Dataset records
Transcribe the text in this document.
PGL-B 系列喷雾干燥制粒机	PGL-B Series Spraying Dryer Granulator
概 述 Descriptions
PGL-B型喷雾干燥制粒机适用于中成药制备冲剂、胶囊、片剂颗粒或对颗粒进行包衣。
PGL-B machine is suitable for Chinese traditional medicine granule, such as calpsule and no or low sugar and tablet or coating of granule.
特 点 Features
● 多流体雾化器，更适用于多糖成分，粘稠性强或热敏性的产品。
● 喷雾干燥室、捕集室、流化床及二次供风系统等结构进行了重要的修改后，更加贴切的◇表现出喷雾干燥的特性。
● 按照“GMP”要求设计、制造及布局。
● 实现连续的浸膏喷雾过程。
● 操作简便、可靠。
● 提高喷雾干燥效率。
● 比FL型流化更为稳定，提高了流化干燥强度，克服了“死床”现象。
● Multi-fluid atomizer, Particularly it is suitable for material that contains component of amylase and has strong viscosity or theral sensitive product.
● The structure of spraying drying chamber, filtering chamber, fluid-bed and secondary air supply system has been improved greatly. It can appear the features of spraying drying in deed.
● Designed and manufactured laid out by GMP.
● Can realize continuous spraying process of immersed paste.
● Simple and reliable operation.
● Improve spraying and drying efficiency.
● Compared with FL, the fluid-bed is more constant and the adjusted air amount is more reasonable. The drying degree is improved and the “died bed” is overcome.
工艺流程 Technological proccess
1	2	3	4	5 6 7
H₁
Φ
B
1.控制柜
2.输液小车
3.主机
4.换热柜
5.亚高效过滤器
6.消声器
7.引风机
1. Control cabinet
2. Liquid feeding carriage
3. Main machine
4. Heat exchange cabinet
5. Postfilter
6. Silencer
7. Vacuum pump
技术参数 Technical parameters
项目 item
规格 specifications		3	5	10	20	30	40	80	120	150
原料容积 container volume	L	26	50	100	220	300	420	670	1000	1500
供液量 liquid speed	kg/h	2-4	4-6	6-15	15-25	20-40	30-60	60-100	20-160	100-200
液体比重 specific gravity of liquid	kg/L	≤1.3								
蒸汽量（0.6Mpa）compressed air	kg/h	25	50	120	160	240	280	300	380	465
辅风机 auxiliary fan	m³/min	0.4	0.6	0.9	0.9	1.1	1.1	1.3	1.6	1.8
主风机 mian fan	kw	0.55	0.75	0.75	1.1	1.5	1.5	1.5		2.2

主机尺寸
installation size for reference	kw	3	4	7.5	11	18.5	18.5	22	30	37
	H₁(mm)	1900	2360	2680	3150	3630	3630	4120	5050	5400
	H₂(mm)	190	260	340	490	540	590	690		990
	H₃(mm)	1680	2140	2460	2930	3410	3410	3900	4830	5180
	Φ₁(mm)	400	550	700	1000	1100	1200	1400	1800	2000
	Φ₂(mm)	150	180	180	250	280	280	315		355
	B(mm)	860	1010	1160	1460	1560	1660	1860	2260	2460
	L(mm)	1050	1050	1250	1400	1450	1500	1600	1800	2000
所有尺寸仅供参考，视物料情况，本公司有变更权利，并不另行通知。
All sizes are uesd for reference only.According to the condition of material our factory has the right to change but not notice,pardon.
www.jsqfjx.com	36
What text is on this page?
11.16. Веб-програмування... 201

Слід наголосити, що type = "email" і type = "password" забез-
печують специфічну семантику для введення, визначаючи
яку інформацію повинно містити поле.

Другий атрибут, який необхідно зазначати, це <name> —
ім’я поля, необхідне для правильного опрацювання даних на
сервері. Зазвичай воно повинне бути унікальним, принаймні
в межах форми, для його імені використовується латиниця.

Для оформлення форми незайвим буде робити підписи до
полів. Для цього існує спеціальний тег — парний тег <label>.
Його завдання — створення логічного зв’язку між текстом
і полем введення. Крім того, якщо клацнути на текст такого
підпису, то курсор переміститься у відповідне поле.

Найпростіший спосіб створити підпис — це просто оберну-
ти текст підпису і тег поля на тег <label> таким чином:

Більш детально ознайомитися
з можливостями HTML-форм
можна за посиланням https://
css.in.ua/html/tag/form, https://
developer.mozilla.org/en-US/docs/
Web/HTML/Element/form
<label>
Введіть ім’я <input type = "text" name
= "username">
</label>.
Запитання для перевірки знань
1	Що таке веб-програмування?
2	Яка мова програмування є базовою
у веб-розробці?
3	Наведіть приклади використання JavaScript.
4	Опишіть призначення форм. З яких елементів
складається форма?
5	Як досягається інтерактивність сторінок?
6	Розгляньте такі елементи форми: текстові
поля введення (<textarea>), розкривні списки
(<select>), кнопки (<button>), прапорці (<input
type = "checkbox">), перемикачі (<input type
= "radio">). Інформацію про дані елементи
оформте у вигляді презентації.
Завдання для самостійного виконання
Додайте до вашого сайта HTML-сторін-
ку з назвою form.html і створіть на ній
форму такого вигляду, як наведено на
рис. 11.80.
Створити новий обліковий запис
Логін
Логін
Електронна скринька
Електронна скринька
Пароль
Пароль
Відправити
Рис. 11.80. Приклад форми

= What is asked =
In full and verbatim, repeat the records given above.

= Completed exercise =
Transcribe the text in this document.
PGL-B 系列喷雾干燥制粒机	PGL-B Series Spraying Dryer Granulator
概 述 Descriptions
PGL-B型喷雾干燥制粒机适用于中成药制备冲剂、胶囊、片剂颗粒或对颗粒进行包衣。
PGL-B machine is suitable for Chinese traditional medicine granule, such as calpsule and no or low sugar and tablet or coating of granule.
特 点 Features
● 多流体雾化器，更适用于多糖成分，粘稠性强或热敏性的产品。
● 喷雾干燥室、捕集室、流化床及二次供风系统等结构进行了重要的修改后，更加贴切的◇表现出喷雾干燥的特性。
● 按照“GMP”要求设计、制造及布局。
● 实现连续的浸膏喷雾过程。
● 操作简便、可靠。
● 提高喷雾干燥效率。
● 比FL型流化更为稳定，提高了流化干燥强度，克服了“死床”现象。
● Multi-fluid atomizer, Particularly it is suitable for material that contains component of amylase and has strong viscosity or theral sensitive product.
● The structure of spraying drying chamber, filtering chamber, fluid-bed and secondary air supply system has been improved greatly. It can appear the features of spraying drying in deed.
● Designed and manufactured laid out by GMP.
● Can realize continuous spraying process of immersed paste.
● Simple and reliable operation.
● Improve spraying and drying efficiency.
● Compared with FL, the fluid-bed is more constant and the adjusted air amount is more reasonable. The drying degree is improved and the “died bed” is overcome.
工艺流程 Technological proccess
1	2	3	4	5 6 7
H₁
Φ
B
1.控制柜
2.输液小车
3.主机
4.换热柜
5.亚高效过滤器
6.消声器
7.引风机
1. Control cabinet
2. Liquid feeding carriage
3. Main machine
4. Heat exchange cabinet
5. Postfilter
6. Silencer
7. Vacuum pump
技术参数 Technical parameters
项目 item
规格 specifications		3	5	10	20	30	40	80	120	150
原料容积 container volume	L	26	50	100	220	300	420	670	1000	1500
供液量 liquid speed	kg/h	2-4	4-6	6-15	15-25	20-40	30-60	60-100	20-160	100-200
液体比重 specific gravity of liquid	kg/L	≤1.3								
蒸汽量（0.6Mpa）compressed air	kg/h	25	50	120	160	240	280	300	380	465
辅风机 auxiliary fan	m³/min	0.4	0.6	0.9	0.9	1.1	1.1	1.3	1.6	1.8
主风机 mian fan	kw	0.55	0.75	0.75	1.1	1.5	1.5	1.5		2.2

主机尺寸
installation size for reference	kw	3	4	7.5	11	18.5	18.5	22	30	37
	H₁(mm)	1900	2360	2680	3150	3630	3630	4120	5050	5400
	H₂(mm)	190	260	340	490	540	590	690		990
	H₃(mm)	1680	2140	2460	2930	3410	3410	3900	4830	5180
	Φ₁(mm)	400	550	700	1000	1100	1200	1400	1800	2000
	Φ₂(mm)	150	180	180	250	280	280	315		355
	B(mm)	860	1010	1160	1460	1560	1660	1860	2260	2460
	L(mm)	1050	1050	1250	1400	1450	1500	1600	1800	2000
所有尺寸仅供参考，视物料情况，本公司有变更权利，并不另行通知。
All sizes are uesd for reference only.According to the condition of material our factory has the right to change but not notice,pardon.
www.jsqfjx.com	36
What text is on this page?
11.16. Веб-програмування... 201

Слід наголосити, що type = "email" і type = "password" забез-
печують специфічну семантику для введення, визначаючи
яку інформацію повинно містити поле.

Другий атрибут, який необхідно зазначати, це <name> —
ім’я поля, необхідне для правильного опрацювання даних на
сервері. Зазвичай воно повинне бути унікальним, принаймні
в межах форми, для його імені використовується латиниця.

Для оформлення форми незайвим буде робити підписи до
полів. Для цього існує спеціальний тег — парний тег <label>.
Його завдання — створення логічного зв’язку між текстом
і полем введення. Крім того, якщо клацнути на текст такого
підпису, то курсор переміститься у відповідне поле.

Найпростіший спосіб створити підпис — це просто оберну-
ти текст підпису і тег поля на тег <label> таким чином:

Більш детально ознайомитися
з можливостями HTML-форм
можна за посиланням https://
css.in.ua/html/tag/form, https://
developer.mozilla.org/en-US/docs/
Web/HTML/Element/form
<label>
Введіть ім’я <input type = "text" name
= "username">
</label>.
Запитання для перевірки знань
1	Що таке веб-програмування?
2	Яка мова програмування є базовою
у веб-розробці?
3	Наведіть приклади використання JavaScript.
4	Опишіть призначення форм. З яких елементів
складається форма?
5	Як досягається інтерактивність сторінок?
6	Розгляньте такі елементи форми: текстові
поля введення (<textarea>), розкривні списки
(<select>), кнопки (<button>), прапорці (<input
type = "checkbox">), перемикачі (<input type
= "radio">). Інформацію про дані елементи
оформте у вигляді презентації.
Завдання для самостійного виконання
Додайте до вашого сайта HTML-сторін-
ку з назвою form.html і створіть на ній
форму такого вигляду, як наведено на
рис. 11.80.
Створити новий обліковий запис
Логін
Логін
Електронна скринька
Електронна скринька
Пароль
Пароль
Відправити
Рис. 11.80. Приклад форми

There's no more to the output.